DESCRIPTION OF THE TASK
What follows is a set of records; restate each one word for word and drop the pictures.

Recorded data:
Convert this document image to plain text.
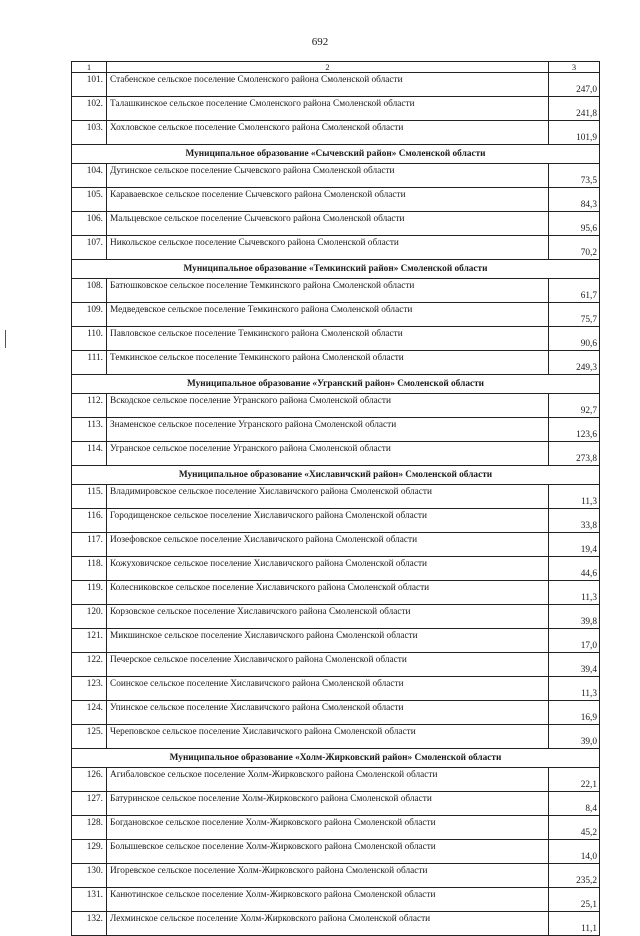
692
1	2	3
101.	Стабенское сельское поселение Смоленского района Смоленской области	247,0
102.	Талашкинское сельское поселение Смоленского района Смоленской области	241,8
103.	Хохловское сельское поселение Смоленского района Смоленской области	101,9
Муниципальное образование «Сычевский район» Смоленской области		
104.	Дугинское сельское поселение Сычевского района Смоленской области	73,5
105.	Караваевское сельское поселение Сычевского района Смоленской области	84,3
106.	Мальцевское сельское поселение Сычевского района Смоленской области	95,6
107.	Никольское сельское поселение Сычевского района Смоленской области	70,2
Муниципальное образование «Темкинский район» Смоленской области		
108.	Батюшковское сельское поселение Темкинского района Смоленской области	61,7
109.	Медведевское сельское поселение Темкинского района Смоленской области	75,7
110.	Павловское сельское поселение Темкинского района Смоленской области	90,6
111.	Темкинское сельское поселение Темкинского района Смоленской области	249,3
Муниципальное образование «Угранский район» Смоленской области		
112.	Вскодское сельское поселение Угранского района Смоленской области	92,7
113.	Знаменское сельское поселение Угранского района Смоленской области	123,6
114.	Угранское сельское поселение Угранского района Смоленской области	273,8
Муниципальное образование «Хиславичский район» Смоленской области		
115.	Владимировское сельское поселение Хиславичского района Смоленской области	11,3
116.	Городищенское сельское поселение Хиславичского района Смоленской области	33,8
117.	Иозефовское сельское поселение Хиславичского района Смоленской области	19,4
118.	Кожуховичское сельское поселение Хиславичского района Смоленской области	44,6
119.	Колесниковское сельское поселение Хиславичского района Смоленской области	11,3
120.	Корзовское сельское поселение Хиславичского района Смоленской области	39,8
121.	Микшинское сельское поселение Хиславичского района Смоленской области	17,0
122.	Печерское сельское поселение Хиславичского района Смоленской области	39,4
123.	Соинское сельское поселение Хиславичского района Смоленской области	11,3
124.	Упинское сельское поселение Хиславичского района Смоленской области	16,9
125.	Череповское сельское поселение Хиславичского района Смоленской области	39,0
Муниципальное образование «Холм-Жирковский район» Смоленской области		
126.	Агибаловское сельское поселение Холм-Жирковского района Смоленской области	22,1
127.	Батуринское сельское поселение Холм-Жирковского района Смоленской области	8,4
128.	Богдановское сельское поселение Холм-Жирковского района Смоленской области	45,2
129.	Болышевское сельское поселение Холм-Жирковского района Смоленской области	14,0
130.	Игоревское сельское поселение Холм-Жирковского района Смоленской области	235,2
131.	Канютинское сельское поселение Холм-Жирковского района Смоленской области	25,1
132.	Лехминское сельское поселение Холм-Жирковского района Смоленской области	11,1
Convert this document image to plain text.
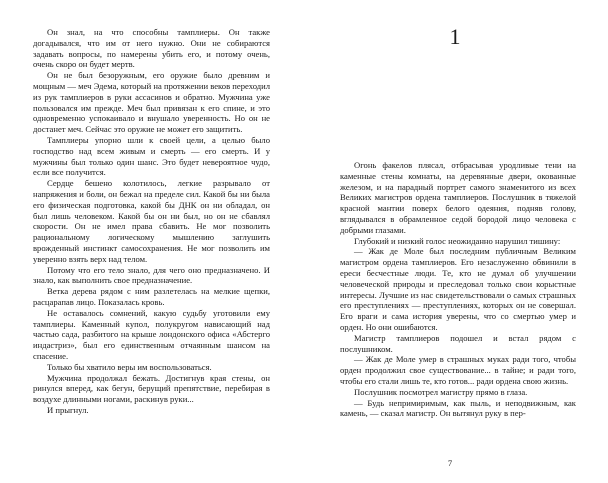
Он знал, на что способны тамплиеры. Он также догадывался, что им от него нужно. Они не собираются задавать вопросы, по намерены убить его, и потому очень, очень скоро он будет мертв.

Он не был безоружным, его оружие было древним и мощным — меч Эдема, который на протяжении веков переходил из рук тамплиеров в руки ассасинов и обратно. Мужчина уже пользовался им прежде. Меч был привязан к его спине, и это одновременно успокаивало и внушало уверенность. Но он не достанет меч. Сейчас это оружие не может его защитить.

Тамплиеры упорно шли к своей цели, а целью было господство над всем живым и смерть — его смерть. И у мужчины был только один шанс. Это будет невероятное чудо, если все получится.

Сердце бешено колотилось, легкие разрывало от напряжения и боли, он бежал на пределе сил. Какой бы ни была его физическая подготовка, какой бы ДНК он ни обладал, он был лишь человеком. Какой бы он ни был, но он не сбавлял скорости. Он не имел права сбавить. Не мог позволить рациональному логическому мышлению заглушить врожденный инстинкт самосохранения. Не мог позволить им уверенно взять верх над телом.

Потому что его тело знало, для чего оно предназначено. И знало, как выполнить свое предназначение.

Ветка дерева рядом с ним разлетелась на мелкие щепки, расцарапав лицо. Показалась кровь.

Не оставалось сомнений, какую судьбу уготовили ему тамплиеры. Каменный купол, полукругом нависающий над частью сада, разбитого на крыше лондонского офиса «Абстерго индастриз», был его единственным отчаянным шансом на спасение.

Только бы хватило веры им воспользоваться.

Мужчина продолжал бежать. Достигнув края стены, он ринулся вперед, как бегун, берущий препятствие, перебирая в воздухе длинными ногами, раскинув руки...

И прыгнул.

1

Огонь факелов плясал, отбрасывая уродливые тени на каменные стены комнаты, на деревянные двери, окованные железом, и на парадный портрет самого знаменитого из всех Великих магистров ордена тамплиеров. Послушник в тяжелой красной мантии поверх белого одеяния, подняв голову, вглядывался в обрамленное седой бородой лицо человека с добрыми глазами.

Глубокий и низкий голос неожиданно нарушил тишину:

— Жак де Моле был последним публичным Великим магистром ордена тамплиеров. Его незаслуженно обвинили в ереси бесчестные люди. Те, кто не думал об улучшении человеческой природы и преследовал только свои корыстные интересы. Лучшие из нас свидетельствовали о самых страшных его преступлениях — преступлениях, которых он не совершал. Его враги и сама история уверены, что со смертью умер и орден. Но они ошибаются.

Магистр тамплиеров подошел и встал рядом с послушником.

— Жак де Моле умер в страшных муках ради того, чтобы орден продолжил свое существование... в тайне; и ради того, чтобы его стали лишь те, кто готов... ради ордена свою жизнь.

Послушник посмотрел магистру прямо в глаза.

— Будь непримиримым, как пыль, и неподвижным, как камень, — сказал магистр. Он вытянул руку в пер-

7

THE RESPONSE
Convert this document image to plain text.
692
1	2	3
101.	Стабенское сельское поселение Смоленского района Смоленской области	247,0
102.	Талашкинское сельское поселение Смоленского района Смоленской области	241,8
103.	Хохловское сельское поселение Смоленского района Смоленской области	101,9
Муниципальное образование «Сычевский район» Смоленской области		
104.	Дугинское сельское поселение Сычевского района Смоленской области	73,5
105.	Караваевское сельское поселение Сычевского района Смоленской области	84,3
106.	Мальцевское сельское поселение Сычевского района Смоленской области	95,6
107.	Никольское сельское поселение Сычевского района Смоленской области	70,2
Муниципальное образование «Темкинский район» Смоленской области		
108.	Батюшковское сельское поселение Темкинского района Смоленской области	61,7
109.	Медведевское сельское поселение Темкинского района Смоленской области	75,7
110.	Павловское сельское поселение Темкинского района Смоленской области	90,6
111.	Темкинское сельское поселение Темкинского района Смоленской области	249,3
Муниципальное образование «Угранский район» Смоленской области		
112.	Вскодское сельское поселение Угранского района Смоленской области	92,7
113.	Знаменское сельское поселение Угранского района Смоленской области	123,6
114.	Угранское сельское поселение Угранского района Смоленской области	273,8
Муниципальное образование «Хиславичский район» Смоленской области		
115.	Владимировское сельское поселение Хиславичского района Смоленской области	11,3
116.	Городищенское сельское поселение Хиславичского района Смоленской области	33,8
117.	Иозефовское сельское поселение Хиславичского района Смоленской области	19,4
118.	Кожуховичское сельское поселение Хиславичского района Смоленской области	44,6
119.	Колесниковское сельское поселение Хиславичского района Смоленской области	11,3
120.	Корзовское сельское поселение Хиславичского района Смоленской области	39,8
121.	Микшинское сельское поселение Хиславичского района Смоленской области	17,0
122.	Печерское сельское поселение Хиславичского района Смоленской области	39,4
123.	Соинское сельское поселение Хиславичского района Смоленской области	11,3
124.	Упинское сельское поселение Хиславичского района Смоленской области	16,9
125.	Череповское сельское поселение Хиславичского района Смоленской области	39,0
Муниципальное образование «Холм-Жирковский район» Смоленской области		
126.	Агибаловское сельское поселение Холм-Жирковского района Смоленской области	22,1
127.	Батуринское сельское поселение Холм-Жирковского района Смоленской области	8,4
128.	Богдановское сельское поселение Холм-Жирковского района Смоленской области	45,2
129.	Болышевское сельское поселение Холм-Жирковского района Смоленской области	14,0
130.	Игоревское сельское поселение Холм-Жирковского района Смоленской области	235,2
131.	Канютинское сельское поселение Холм-Жирковского района Смоленской области	25,1
132.	Лехминское сельское поселение Холм-Жирковского района Смоленской области	11,1
Convert this document image to plain text.
Он знал, на что способны тамплиеры. Он также догадывался, что им от него нужно. Они не собираются задавать вопросы, по намерены убить его, и потому очень, очень скоро он будет мертв.

Он не был безоружным, его оружие было древним и мощным — меч Эдема, который на протяжении веков переходил из рук тамплиеров в руки ассасинов и обратно. Мужчина уже пользовался им прежде. Меч был привязан к его спине, и это одновременно успокаивало и внушало уверенность. Но он не достанет меч. Сейчас это оружие не может его защитить.

Тамплиеры упорно шли к своей цели, а целью было господство над всем живым и смерть — его смерть. И у мужчины был только один шанс. Это будет невероятное чудо, если все получится.

Сердце бешено колотилось, легкие разрывало от напряжения и боли, он бежал на пределе сил. Какой бы ни была его физическая подготовка, какой бы ДНК он ни обладал, он был лишь человеком. Какой бы он ни был, но он не сбавлял скорости. Он не имел права сбавить. Не мог позволить рациональному логическому мышлению заглушить врожденный инстинкт самосохранения. Не мог позволить им уверенно взять верх над телом.

Потому что его тело знало, для чего оно предназначено. И знало, как выполнить свое предназначение.

Ветка дерева рядом с ним разлетелась на мелкие щепки, расцарапав лицо. Показалась кровь.

Не оставалось сомнений, какую судьбу уготовили ему тамплиеры. Каменный купол, полукругом нависающий над частью сада, разбитого на крыше лондонского офиса «Абстерго индастриз», был его единственным отчаянным шансом на спасение.

Только бы хватило веры им воспользоваться.

Мужчина продолжал бежать. Достигнув края стены, он ринулся вперед, как бегун, берущий препятствие, перебирая в воздухе длинными ногами, раскинув руки...

И прыгнул.

1

Огонь факелов плясал, отбрасывая уродливые тени на каменные стены комнаты, на деревянные двери, окованные железом, и на парадный портрет самого знаменитого из всех Великих магистров ордена тамплиеров. Послушник в тяжелой красной мантии поверх белого одеяния, подняв голову, вглядывался в обрамленное седой бородой лицо человека с добрыми глазами.

Глубокий и низкий голос неожиданно нарушил тишину:

— Жак де Моле был последним публичным Великим магистром ордена тамплиеров. Его незаслуженно обвинили в ереси бесчестные люди. Те, кто не думал об улучшении человеческой природы и преследовал только свои корыстные интересы. Лучшие из нас свидетельствовали о самых страшных его преступлениях — преступлениях, которых он не совершал. Его враги и сама история уверены, что со смертью умер и орден. Но они ошибаются.

Магистр тамплиеров подошел и встал рядом с послушником.

— Жак де Моле умер в страшных муках ради того, чтобы орден продолжил свое существование... в тайне; и ради того, чтобы его стали лишь те, кто готов... ради ордена свою жизнь.

Послушник посмотрел магистру прямо в глаза.

— Будь непримиримым, как пыль, и неподвижным, как камень, — сказал магистр. Он вытянул руку в пер-

7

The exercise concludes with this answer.